Exercise objective
Tell how many lines include the string "source". Answer with a single number.
_ _ _
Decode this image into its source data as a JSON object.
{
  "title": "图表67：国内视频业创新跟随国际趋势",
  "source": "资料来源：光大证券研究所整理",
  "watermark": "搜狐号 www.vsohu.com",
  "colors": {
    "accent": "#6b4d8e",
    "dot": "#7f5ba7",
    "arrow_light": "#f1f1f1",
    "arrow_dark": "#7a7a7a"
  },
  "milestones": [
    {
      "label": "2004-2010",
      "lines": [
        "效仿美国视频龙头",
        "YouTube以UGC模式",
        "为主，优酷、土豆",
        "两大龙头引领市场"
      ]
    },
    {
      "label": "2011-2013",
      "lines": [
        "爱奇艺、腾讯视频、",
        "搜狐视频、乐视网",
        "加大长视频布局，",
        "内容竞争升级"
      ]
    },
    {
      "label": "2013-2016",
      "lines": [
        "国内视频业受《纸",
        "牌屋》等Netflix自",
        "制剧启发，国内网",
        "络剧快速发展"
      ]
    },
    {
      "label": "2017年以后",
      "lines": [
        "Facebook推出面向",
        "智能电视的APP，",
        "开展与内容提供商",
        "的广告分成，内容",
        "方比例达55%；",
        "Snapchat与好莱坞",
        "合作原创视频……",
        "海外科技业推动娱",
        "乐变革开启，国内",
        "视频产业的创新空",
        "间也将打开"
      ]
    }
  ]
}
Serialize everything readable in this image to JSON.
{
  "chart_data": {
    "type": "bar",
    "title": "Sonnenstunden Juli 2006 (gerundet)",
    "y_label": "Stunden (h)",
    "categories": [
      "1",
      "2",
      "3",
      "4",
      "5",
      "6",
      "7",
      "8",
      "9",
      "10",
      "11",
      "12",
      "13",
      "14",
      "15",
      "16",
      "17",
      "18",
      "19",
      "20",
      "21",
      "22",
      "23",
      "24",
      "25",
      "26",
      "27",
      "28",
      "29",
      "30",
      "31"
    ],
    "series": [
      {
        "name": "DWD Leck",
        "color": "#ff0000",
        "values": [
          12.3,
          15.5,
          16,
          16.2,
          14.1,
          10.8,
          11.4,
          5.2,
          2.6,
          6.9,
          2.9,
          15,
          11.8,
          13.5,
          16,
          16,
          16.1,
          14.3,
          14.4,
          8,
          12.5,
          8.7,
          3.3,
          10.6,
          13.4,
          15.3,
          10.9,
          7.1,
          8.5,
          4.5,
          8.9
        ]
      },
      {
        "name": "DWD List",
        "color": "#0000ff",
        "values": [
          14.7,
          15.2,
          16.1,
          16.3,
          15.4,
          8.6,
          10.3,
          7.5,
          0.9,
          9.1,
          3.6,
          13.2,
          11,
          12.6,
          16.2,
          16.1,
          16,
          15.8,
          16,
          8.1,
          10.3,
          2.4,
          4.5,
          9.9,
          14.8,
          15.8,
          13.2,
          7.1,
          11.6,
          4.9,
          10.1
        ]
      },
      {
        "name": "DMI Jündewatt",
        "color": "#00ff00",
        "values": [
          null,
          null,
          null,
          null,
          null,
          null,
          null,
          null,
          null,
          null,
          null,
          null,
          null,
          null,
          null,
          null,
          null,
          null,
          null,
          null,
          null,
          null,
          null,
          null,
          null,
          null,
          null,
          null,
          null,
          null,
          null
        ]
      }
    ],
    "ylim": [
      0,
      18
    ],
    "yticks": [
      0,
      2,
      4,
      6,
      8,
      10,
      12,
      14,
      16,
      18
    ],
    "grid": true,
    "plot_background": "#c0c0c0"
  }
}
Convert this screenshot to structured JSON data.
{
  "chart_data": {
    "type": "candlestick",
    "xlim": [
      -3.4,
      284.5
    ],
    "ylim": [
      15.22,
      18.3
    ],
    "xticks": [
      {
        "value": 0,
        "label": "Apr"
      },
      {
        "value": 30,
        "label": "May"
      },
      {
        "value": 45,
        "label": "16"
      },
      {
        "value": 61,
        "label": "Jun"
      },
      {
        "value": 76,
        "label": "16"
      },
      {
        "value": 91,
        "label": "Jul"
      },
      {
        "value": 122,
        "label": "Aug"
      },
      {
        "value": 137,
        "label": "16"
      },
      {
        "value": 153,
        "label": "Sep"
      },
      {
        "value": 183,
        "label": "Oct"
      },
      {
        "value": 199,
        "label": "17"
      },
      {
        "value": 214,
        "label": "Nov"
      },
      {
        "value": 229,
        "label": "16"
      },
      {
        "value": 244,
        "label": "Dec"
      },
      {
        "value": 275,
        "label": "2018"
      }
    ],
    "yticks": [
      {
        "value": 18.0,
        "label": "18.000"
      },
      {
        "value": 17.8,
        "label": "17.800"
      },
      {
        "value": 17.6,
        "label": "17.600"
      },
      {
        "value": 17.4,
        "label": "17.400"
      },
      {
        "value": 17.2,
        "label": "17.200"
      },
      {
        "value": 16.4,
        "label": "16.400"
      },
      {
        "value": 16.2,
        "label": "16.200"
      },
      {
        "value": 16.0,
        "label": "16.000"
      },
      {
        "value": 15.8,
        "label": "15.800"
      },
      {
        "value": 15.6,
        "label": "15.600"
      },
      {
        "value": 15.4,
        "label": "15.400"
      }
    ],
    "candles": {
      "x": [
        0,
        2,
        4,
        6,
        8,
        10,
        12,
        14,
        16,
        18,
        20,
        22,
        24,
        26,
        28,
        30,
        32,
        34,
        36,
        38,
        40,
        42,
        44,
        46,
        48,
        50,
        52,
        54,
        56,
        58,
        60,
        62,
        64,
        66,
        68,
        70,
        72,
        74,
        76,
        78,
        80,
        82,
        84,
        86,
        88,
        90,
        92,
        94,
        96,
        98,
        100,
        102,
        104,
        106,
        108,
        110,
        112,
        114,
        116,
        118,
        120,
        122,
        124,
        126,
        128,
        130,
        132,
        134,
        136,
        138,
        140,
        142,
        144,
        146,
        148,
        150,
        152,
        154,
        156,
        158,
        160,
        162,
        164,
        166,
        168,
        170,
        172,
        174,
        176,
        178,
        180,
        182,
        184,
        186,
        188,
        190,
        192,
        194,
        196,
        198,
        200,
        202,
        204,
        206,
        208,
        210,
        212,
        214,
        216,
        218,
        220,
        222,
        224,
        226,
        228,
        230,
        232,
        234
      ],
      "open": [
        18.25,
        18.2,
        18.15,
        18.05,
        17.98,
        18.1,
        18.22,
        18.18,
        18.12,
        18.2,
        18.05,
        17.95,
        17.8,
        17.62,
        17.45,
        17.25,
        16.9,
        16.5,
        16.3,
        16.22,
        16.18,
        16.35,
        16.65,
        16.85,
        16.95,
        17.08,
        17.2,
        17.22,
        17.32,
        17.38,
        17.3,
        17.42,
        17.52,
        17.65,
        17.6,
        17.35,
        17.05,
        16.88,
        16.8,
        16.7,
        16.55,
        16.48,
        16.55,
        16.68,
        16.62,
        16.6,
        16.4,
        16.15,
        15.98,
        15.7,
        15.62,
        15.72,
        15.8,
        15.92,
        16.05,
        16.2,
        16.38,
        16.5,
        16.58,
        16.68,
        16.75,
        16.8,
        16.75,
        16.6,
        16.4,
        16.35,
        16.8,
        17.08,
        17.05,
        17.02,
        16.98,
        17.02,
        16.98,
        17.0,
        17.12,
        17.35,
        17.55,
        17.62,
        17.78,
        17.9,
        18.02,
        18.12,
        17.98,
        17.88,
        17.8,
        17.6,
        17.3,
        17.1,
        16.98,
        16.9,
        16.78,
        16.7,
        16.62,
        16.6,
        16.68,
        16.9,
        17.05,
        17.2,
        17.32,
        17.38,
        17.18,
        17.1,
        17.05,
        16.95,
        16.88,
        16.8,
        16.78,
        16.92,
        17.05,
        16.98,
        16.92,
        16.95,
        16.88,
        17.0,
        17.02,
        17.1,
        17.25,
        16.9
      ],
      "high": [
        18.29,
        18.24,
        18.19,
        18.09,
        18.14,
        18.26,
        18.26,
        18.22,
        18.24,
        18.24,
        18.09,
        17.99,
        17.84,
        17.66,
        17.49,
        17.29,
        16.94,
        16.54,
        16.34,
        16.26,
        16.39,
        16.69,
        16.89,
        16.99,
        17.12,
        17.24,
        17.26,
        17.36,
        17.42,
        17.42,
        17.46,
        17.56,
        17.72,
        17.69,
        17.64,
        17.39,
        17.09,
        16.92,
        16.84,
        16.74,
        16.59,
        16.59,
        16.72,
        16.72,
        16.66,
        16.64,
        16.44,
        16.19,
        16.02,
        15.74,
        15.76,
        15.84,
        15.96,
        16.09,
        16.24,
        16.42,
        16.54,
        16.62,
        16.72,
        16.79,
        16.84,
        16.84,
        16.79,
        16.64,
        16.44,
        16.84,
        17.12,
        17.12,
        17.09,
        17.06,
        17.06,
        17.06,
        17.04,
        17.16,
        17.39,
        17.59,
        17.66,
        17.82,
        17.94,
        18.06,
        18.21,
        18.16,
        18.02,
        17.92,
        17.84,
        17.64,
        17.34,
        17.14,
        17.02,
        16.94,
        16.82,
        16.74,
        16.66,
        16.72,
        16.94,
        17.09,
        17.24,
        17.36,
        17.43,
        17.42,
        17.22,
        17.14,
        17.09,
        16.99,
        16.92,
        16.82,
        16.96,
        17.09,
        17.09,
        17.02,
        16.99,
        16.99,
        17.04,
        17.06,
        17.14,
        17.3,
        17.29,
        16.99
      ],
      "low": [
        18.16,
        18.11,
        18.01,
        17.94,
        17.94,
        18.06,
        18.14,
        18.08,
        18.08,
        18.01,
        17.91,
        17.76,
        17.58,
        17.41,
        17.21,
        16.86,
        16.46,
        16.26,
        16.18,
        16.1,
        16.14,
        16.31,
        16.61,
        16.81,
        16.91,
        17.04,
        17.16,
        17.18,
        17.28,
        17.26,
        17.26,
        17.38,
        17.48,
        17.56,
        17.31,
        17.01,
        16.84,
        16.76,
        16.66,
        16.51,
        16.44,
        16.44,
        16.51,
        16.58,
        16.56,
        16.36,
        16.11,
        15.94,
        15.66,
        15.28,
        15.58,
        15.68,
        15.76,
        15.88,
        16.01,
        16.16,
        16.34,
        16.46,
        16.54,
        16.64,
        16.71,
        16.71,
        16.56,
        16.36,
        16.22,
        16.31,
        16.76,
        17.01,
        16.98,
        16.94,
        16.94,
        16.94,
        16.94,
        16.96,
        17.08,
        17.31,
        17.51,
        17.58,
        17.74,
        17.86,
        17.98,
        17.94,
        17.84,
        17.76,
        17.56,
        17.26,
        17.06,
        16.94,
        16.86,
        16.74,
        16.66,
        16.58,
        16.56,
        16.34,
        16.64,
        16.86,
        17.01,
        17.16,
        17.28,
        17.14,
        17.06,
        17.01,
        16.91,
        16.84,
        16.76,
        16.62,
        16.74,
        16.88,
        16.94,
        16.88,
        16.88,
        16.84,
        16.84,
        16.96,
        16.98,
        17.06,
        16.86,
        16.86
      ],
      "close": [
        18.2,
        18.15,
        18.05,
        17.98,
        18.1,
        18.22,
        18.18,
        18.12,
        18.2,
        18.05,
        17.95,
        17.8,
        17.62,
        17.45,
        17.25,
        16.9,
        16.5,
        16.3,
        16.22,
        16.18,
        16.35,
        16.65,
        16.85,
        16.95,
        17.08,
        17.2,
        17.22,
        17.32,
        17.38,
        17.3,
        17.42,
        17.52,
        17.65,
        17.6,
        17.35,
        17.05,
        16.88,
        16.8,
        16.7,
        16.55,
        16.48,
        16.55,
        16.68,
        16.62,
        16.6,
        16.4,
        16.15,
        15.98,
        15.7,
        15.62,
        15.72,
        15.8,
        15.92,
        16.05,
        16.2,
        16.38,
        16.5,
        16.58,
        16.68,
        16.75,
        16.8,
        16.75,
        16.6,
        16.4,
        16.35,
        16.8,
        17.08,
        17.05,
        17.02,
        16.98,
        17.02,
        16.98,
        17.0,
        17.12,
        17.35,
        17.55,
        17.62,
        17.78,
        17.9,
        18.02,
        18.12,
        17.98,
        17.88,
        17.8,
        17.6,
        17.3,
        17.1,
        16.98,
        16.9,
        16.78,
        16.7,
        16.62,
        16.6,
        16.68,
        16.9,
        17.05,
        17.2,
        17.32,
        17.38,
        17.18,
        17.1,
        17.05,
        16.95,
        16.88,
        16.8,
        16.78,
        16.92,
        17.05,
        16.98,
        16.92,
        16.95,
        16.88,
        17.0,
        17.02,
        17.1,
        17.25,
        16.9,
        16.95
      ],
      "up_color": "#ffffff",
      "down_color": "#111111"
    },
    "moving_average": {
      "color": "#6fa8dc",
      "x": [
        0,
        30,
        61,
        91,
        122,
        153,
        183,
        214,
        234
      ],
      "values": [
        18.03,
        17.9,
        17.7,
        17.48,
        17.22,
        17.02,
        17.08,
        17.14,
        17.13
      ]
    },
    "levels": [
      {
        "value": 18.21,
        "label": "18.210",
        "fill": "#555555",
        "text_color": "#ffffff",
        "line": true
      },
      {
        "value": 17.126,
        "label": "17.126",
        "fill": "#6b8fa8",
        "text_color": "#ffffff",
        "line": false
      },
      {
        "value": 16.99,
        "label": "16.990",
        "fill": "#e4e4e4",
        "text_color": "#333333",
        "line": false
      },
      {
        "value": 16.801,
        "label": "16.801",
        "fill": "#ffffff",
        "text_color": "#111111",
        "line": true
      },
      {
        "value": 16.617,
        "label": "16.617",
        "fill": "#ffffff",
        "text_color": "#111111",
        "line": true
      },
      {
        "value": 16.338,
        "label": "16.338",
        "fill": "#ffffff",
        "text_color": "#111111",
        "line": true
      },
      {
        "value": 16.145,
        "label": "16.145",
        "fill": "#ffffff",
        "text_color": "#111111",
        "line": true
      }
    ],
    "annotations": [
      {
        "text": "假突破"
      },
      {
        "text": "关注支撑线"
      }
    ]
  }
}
_ _ _
Correct output
2